**Required work:**
In the index design text below, what is the first change made to the LoadDocument call?

**Text segment:**
Basically, we move the entire responsibility of updating the index from the database as a whole to just the index.

It also makes the index in question alone pay for those costs. And given that we have a separate “re-indexing” round, we can track the additional costs of such measure directly.

It is a lot to take in, so let me try to explain in detail. We start with the new index definition.

from p in docs.Pets
select new { Name = p.Name, OwnerName = LoadDocument(p.OwnerId, “People”).Name }

The first change is that the LoadDocument call is going to specify the collection of the loaded document (or no collection, if the document can come from any collection).

The index is going to keep track of the following details:

• LastIndexedEtag – for the collection that this covers, in this case, the “Pets” collection.
• LastReferencedEtag – for the collection(s) specified in the LoadDocument, in this case, the People collection.

We now have the following state in the database:

• LastIndexedEtag is 10 for the Pets collection.
• LastReferencedEtag is 0 for the People collection.
• People/1’s etag is set to 12.
• Pets/1’s etag is set to 7.
• Pets/2’s etag is set to 11.

Now, when indexing, we are going to do the following steps:

• For each of the collections we have setup tracking for, get all documents following the LastReferencedEtag
  • In this case, scan the People collection for all etags following 0.
  • For each of the resulting documents, check whatever there is are documents referencing that document.
    • In this case, people/1 is returned, and it is being referenced by pets/1 and pets/2.
    • Because the etag of pets/1 (7) is lower than the LastIndexedEtag (10), we need to index that right away.
    • The etag of pets/2 (11) is higher than the LastIndexedEtag (10), so we don’t index it.
  • After we are done scanning through the People collection, we update our LastReferencedEtag to the last item in the people collection (which would be 12).
• We then continue to index the Pets collection normally.
  • We get pets/2, whose etag is 12 and index that, loading People/1 again. (This is why we could skip it previously).
  • Finally, we update our LastIndexedEtag to 12 (the last Pets document we indexed).

On the next batch of indexing, we’ll again scan the People collection for documents that have changed, and then the pets that changed, and so on.

Now, a document that is being referenced by many other documents will not require any additional work on our side. We’ll just re-index the documents referencing it, which is much better than the current state.

Note that this design ignores a few details, but this should paint the general outline.

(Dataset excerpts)
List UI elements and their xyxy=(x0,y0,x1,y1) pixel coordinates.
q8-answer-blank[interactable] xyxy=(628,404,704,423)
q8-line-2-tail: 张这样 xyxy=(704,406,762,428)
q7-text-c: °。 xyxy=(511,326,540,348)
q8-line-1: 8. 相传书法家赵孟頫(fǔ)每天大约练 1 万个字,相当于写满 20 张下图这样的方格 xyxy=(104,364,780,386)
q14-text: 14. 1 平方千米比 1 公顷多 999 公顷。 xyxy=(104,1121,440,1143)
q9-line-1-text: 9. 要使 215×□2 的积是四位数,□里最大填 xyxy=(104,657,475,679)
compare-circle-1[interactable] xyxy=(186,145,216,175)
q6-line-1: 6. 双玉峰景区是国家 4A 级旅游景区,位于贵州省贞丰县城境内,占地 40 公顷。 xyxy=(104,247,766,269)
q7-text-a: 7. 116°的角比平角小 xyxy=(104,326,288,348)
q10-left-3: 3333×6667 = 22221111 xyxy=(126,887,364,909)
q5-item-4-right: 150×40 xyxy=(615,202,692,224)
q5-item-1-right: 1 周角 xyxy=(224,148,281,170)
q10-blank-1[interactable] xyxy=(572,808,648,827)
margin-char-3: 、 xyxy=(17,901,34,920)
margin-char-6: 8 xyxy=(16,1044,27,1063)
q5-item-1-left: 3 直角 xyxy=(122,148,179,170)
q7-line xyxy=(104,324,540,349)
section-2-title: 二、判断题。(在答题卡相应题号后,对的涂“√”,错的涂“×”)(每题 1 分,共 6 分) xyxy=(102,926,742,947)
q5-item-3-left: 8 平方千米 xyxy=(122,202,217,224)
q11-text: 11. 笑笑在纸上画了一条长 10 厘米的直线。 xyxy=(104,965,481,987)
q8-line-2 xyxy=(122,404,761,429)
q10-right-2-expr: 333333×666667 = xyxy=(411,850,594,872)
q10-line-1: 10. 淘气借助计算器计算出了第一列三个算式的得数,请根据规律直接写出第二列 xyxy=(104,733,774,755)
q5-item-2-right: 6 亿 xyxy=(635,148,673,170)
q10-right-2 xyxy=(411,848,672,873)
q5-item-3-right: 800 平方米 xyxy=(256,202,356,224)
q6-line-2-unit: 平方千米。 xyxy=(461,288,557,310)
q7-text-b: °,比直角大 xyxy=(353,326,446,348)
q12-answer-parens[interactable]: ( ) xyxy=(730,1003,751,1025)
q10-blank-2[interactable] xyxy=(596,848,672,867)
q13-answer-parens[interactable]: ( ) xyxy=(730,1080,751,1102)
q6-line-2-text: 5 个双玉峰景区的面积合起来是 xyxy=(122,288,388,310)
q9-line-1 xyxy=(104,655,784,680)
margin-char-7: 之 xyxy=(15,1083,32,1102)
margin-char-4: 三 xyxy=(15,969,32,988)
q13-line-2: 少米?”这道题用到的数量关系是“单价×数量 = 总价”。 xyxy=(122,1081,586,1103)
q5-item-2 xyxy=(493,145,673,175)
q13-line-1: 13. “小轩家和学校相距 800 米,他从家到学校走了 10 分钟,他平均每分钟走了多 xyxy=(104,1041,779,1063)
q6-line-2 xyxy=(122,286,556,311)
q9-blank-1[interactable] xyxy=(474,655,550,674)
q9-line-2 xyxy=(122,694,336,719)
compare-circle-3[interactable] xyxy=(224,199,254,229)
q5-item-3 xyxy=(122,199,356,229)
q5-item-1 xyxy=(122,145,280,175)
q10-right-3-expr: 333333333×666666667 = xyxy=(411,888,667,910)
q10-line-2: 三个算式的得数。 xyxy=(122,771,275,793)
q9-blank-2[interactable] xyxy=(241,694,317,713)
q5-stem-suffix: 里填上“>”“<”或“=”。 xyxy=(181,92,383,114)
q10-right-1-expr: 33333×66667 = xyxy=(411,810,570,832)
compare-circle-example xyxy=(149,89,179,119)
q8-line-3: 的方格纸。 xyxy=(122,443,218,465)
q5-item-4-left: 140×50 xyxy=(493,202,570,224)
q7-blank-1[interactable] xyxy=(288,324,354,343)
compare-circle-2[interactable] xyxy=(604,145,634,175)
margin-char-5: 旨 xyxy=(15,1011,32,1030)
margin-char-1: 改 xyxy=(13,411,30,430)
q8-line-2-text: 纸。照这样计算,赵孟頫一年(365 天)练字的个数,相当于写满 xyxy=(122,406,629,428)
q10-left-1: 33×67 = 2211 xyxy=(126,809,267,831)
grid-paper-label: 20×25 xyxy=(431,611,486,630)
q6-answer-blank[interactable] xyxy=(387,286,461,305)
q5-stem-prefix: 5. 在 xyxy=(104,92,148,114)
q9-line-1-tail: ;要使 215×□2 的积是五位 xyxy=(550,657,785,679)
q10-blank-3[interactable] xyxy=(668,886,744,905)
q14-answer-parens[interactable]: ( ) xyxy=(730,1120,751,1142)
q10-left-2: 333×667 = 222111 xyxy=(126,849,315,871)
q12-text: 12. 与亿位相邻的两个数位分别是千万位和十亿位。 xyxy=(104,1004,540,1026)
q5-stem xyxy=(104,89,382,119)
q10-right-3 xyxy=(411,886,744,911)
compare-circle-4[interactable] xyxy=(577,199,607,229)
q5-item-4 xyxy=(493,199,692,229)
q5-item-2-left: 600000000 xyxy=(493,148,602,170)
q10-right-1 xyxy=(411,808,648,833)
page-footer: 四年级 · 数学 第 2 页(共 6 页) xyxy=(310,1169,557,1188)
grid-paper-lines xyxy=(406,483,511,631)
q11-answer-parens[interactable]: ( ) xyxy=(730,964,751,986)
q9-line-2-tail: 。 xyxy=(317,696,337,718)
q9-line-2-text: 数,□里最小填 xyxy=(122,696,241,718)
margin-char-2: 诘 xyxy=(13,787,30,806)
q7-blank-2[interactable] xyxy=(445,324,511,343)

**Written solution:**
The LoadDocument call will specify the collection of the loaded document, or no collection if the document can come from any collection.